(PROBLEM STATEMENT)
Find and return each line containing "zakrystii".

(ENTRIES PROVIDED)
┌──

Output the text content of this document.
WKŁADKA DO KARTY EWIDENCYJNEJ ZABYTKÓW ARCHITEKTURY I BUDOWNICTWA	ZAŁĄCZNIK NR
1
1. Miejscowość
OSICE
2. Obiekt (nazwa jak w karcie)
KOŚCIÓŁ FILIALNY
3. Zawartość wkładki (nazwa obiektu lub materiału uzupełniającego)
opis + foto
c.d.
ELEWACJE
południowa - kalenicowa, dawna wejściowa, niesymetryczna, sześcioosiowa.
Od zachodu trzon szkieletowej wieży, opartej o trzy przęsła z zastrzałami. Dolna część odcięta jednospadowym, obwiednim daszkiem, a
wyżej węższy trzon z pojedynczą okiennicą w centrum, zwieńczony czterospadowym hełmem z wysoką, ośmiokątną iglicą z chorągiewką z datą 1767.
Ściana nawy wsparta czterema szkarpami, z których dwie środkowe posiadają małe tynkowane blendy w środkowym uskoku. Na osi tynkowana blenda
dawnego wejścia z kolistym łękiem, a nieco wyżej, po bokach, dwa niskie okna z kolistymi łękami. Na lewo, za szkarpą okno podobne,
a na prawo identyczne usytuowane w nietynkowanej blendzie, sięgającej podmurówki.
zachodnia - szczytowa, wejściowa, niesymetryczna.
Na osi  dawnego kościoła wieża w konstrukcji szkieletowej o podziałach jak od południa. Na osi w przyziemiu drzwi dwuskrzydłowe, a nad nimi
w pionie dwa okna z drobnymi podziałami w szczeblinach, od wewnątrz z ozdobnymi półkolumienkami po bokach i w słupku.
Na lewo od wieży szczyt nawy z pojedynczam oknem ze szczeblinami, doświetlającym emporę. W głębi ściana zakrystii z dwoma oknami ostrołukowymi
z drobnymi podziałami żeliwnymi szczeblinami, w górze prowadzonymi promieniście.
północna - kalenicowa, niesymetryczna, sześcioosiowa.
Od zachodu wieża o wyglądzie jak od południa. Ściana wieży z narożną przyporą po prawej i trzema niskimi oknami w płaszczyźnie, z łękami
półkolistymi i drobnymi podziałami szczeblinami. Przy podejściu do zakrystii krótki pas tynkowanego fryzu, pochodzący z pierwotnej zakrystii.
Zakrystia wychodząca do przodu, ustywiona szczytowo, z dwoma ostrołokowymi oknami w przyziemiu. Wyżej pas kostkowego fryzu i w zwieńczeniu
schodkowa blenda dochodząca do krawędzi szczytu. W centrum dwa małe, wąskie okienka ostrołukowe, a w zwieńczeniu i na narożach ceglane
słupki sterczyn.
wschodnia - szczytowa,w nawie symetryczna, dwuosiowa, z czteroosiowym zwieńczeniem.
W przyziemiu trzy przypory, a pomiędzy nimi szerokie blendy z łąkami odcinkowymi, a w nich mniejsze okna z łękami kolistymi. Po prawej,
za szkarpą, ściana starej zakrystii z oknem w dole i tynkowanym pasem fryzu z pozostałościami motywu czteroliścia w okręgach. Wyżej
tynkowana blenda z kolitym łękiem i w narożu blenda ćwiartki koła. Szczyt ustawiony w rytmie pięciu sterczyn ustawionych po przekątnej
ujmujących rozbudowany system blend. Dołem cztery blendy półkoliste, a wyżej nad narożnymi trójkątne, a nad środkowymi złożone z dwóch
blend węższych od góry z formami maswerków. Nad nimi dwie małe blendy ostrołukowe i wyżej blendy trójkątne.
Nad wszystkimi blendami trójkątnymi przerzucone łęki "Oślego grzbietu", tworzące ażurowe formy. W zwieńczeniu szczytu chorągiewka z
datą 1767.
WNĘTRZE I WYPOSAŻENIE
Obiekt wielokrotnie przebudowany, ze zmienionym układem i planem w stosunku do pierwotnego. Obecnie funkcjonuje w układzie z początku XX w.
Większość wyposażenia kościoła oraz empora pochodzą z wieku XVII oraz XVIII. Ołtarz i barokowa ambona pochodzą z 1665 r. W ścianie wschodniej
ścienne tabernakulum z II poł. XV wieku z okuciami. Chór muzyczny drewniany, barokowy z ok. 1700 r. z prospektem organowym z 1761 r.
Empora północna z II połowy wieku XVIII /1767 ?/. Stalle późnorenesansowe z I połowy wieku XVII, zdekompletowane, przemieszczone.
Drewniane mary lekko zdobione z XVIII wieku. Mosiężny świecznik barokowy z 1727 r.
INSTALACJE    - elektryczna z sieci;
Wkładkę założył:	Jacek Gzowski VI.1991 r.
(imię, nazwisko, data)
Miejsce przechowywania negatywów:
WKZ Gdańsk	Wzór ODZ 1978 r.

└──

(OUTPUT OF THE TASK)
Na lewo od wieży szczyt nawy z pojedynczam oknem ze szczeblinami, doświetlającym emporę. W głębi ściana zakrystii z dwoma oknami ostrołukowymi
półkolistymi i drobnymi podziałami szczeblinami. Przy podejściu do zakrystii krótki pas tynkowanego fryzu, pochodzący z pierwotnej zakrystii.
za szkarpą, ściana starej zakrystii z oknem w dole i tynkowanym pasem fryzu z pozostałościami motywu czteroliścia w okręgach. Wyżej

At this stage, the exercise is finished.